Data records:
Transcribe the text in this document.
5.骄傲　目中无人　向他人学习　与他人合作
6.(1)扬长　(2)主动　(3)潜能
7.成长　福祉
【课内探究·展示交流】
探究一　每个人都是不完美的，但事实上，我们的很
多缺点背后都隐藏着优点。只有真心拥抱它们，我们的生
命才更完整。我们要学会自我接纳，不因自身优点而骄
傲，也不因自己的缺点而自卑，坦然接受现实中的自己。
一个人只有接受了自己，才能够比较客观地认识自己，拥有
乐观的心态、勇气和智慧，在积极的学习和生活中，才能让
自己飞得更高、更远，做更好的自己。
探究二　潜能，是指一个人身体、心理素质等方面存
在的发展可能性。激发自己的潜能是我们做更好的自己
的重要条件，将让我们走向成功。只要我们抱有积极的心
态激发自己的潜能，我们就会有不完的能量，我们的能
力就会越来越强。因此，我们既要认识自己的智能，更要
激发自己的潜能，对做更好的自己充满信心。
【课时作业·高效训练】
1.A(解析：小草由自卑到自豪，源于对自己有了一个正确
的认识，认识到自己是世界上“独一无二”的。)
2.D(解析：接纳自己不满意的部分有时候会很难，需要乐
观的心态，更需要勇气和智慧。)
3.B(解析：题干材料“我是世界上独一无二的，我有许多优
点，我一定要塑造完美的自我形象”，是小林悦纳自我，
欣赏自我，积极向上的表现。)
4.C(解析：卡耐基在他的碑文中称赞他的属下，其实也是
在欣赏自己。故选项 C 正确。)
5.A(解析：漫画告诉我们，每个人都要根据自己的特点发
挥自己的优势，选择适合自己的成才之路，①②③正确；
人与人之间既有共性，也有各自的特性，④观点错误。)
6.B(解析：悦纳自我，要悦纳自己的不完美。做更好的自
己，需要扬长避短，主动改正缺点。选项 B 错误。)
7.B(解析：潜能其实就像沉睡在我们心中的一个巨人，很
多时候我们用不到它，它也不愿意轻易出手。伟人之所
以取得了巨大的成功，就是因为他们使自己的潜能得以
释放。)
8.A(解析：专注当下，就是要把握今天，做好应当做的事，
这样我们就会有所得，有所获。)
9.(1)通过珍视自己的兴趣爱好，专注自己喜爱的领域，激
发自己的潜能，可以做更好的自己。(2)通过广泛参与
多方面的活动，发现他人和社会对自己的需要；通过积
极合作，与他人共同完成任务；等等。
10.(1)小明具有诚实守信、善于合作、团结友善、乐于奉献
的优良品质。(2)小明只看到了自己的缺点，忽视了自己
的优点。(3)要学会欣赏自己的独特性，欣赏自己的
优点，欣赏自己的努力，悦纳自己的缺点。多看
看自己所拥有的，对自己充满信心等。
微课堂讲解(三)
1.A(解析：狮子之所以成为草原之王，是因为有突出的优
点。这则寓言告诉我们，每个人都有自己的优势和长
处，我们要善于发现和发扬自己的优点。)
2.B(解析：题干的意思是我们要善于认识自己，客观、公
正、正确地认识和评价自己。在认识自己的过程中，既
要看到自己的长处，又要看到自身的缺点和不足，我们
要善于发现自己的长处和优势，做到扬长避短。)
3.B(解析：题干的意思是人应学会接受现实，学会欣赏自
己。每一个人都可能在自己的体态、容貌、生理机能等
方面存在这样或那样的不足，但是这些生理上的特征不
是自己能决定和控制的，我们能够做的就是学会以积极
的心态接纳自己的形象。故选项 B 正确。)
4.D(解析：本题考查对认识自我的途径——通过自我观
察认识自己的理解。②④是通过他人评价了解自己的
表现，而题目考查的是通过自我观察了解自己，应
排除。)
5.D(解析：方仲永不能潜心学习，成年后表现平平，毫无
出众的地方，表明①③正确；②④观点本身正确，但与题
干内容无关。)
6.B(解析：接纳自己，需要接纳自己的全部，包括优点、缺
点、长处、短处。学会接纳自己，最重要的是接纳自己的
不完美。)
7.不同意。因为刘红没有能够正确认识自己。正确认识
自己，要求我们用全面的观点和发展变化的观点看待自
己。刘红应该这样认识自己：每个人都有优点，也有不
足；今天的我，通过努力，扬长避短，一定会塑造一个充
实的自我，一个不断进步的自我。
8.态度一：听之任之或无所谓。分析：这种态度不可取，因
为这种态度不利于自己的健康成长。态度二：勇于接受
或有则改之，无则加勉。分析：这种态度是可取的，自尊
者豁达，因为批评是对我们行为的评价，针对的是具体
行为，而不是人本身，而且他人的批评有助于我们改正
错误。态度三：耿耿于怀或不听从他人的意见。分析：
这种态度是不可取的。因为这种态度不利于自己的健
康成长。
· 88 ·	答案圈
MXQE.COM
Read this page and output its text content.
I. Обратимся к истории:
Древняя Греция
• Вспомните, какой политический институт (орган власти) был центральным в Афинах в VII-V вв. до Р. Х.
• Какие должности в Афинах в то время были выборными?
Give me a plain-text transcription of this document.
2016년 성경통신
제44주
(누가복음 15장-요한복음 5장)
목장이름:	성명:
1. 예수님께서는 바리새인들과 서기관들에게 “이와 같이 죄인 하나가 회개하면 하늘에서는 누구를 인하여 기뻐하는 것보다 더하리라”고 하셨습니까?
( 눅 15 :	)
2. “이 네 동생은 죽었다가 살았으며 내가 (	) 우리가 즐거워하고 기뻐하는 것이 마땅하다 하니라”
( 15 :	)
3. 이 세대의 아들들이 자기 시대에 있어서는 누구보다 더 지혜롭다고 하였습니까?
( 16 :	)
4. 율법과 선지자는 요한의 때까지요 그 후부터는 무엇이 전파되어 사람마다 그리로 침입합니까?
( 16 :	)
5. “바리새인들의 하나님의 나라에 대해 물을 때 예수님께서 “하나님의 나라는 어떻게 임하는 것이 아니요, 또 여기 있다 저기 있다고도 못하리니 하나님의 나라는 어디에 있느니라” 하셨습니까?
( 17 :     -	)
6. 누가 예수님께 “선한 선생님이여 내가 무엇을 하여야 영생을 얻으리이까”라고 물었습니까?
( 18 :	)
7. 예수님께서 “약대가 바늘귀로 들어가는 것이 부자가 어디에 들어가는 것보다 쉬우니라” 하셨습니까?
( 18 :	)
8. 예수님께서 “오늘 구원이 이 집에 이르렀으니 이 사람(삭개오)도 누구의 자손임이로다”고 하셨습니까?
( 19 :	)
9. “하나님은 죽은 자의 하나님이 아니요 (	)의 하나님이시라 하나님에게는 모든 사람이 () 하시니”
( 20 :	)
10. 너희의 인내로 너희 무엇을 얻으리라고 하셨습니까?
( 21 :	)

Aim of the task> Find how many lines in the listing hold "document", and reply with that number only.

Response to the exercise> 2